[Stored records]
[BEGIN]
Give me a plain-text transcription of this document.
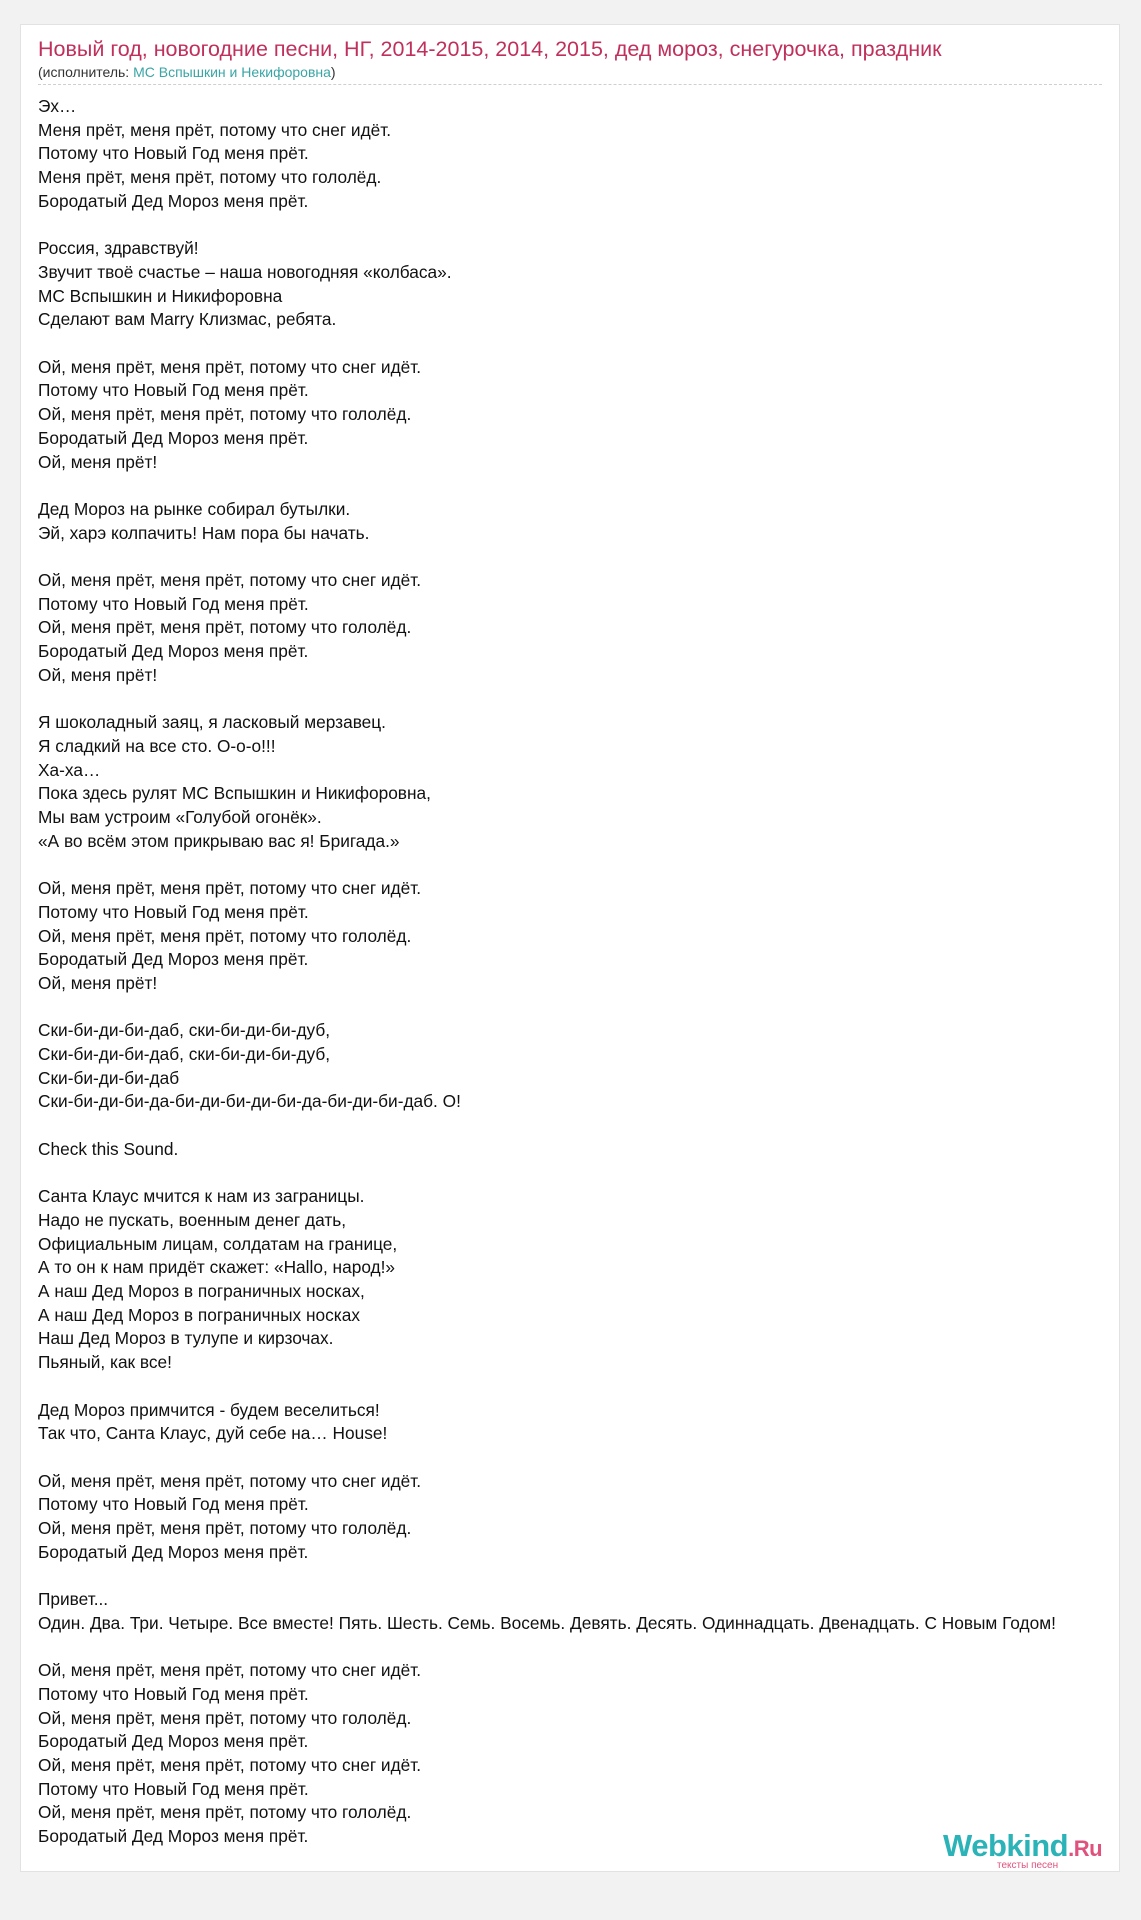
Новый год, новогодние песни, НГ, 2014-2015, 2014, 2015, дед мороз, снегурочка, праздник
(исполнитель: МС Вспышкин и Некифоровна)
Эх…
Меня прёт, меня прёт, потому что снег идёт.
Потому что Новый Год меня прёт.
Меня прёт, меня прёт, потому что гололёд.
Бородатый Дед Мороз меня прёт.
Россия, здравствуй!
Звучит твоё счастье – наша новогодняя «колбаса».
МС Вспышкин и Никифоровна
Сделают вам Marry Клизмас, ребята.
Ой, меня прёт, меня прёт, потому что снег идёт.
Потому что Новый Год меня прёт.
Ой, меня прёт, меня прёт, потому что гололёд.
Бородатый Дед Мороз меня прёт.
Ой, меня прёт!
Дед Мороз на рынке собирал бутылки.
Эй, харэ колпачить! Нам пора бы начать.
Ой, меня прёт, меня прёт, потому что снег идёт.
Потому что Новый Год меня прёт.
Ой, меня прёт, меня прёт, потому что гололёд.
Бородатый Дед Мороз меня прёт.
Ой, меня прёт!
Я шоколадный заяц, я ласковый мерзавец.
Я сладкий на все сто. О-о-о!!!
Ха-ха…
Пока здесь рулят МС Вспышкин и Никифоровна,
Мы вам устроим «Голубой огонёк».
«А во всём этом прикрываю вас я! Бригада.»
Ой, меня прёт, меня прёт, потому что снег идёт.
Потому что Новый Год меня прёт.
Ой, меня прёт, меня прёт, потому что гололёд.
Бородатый Дед Мороз меня прёт.
Ой, меня прёт!
Ски-би-ди-би-даб, ски-би-ди-би-дуб,
Ски-би-ди-би-даб, ски-би-ди-би-дуб,
Ски-би-ди-би-даб
Ски-би-ди-би-да-би-ди-би-ди-би-да-би-ди-би-даб. О!
Check this Sound.
Санта Клаус мчится к нам из заграницы.
Надо не пускать, военным денег дать,
Официальным лицам, солдатам на границе,
А то он к нам придёт скажет: «Hallo, народ!»
А наш Дед Мороз в пограничных носках,
А наш Дед Мороз в пограничных носках
Наш Дед Мороз в тулупе и кирзочах.
Пьяный, как все!
Дед Мороз примчится - будем веселиться!
Так что, Санта Клаус, дуй себе на… House!
Ой, меня прёт, меня прёт, потому что снег идёт.
Потому что Новый Год меня прёт.
Ой, меня прёт, меня прёт, потому что гололёд.
Бородатый Дед Мороз меня прёт.
Привет...
Один. Два. Три. Четыре. Все вместе! Пять. Шесть. Семь. Восемь. Девять. Десять. Одиннадцать. Двенадцать. С Новым Годом!
Ой, меня прёт, меня прёт, потому что снег идёт.
Потому что Новый Год меня прёт.
Ой, меня прёт, меня прёт, потому что гололёд.
Бородатый Дед Мороз меня прёт.
Ой, меня прёт, меня прёт, потому что снег идёт.
Потому что Новый Год меня прёт.
Ой, меня прёт, меня прёт, потому что гололёд.
Бородатый Дед Мороз меня прёт.	Webkind.Ru
тексты песен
[END]
GOAL OF THE EXERCISE: Word for word, quote the full listing, omitting every picture.

TASK RESULT:
Give me a plain-text transcription of this document.
Новый год, новогодние песни, НГ, 2014-2015, 2014, 2015, дед мороз, снегурочка, праздник
(исполнитель: МС Вспышкин и Некифоровна)
Эх…
Меня прёт, меня прёт, потому что снег идёт.
Потому что Новый Год меня прёт.
Меня прёт, меня прёт, потому что гололёд.
Бородатый Дед Мороз меня прёт.
Россия, здравствуй!
Звучит твоё счастье – наша новогодняя «колбаса».
МС Вспышкин и Никифоровна
Сделают вам Marry Клизмас, ребята.
Ой, меня прёт, меня прёт, потому что снег идёт.
Потому что Новый Год меня прёт.
Ой, меня прёт, меня прёт, потому что гололёд.
Бородатый Дед Мороз меня прёт.
Ой, меня прёт!
Дед Мороз на рынке собирал бутылки.
Эй, харэ колпачить! Нам пора бы начать.
Ой, меня прёт, меня прёт, потому что снег идёт.
Потому что Новый Год меня прёт.
Ой, меня прёт, меня прёт, потому что гололёд.
Бородатый Дед Мороз меня прёт.
Ой, меня прёт!
Я шоколадный заяц, я ласковый мерзавец.
Я сладкий на все сто. О-о-о!!!
Ха-ха…
Пока здесь рулят МС Вспышкин и Никифоровна,
Мы вам устроим «Голубой огонёк».
«А во всём этом прикрываю вас я! Бригада.»
Ой, меня прёт, меня прёт, потому что снег идёт.
Потому что Новый Год меня прёт.
Ой, меня прёт, меня прёт, потому что гололёд.
Бородатый Дед Мороз меня прёт.
Ой, меня прёт!
Ски-би-ди-би-даб, ски-би-ди-би-дуб,
Ски-би-ди-би-даб, ски-би-ди-би-дуб,
Ски-би-ди-би-даб
Ски-би-ди-би-да-би-ди-би-ди-би-да-би-ди-би-даб. О!
Check this Sound.
Санта Клаус мчится к нам из заграницы.
Надо не пускать, военным денег дать,
Официальным лицам, солдатам на границе,
А то он к нам придёт скажет: «Hallo, народ!»
А наш Дед Мороз в пограничных носках,
А наш Дед Мороз в пограничных носках
Наш Дед Мороз в тулупе и кирзочах.
Пьяный, как все!
Дед Мороз примчится - будем веселиться!
Так что, Санта Клаус, дуй себе на… House!
Ой, меня прёт, меня прёт, потому что снег идёт.
Потому что Новый Год меня прёт.
Ой, меня прёт, меня прёт, потому что гололёд.
Бородатый Дед Мороз меня прёт.
Привет...
Один. Два. Три. Четыре. Все вместе! Пять. Шесть. Семь. Восемь. Девять. Десять. Одиннадцать. Двенадцать. С Новым Годом!
Ой, меня прёт, меня прёт, потому что снег идёт.
Потому что Новый Год меня прёт.
Ой, меня прёт, меня прёт, потому что гололёд.
Бородатый Дед Мороз меня прёт.
Ой, меня прёт, меня прёт, потому что снег идёт.
Потому что Новый Год меня прёт.
Ой, меня прёт, меня прёт, потому что гололёд.
Бородатый Дед Мороз меня прёт.	Webkind.Ru
тексты песен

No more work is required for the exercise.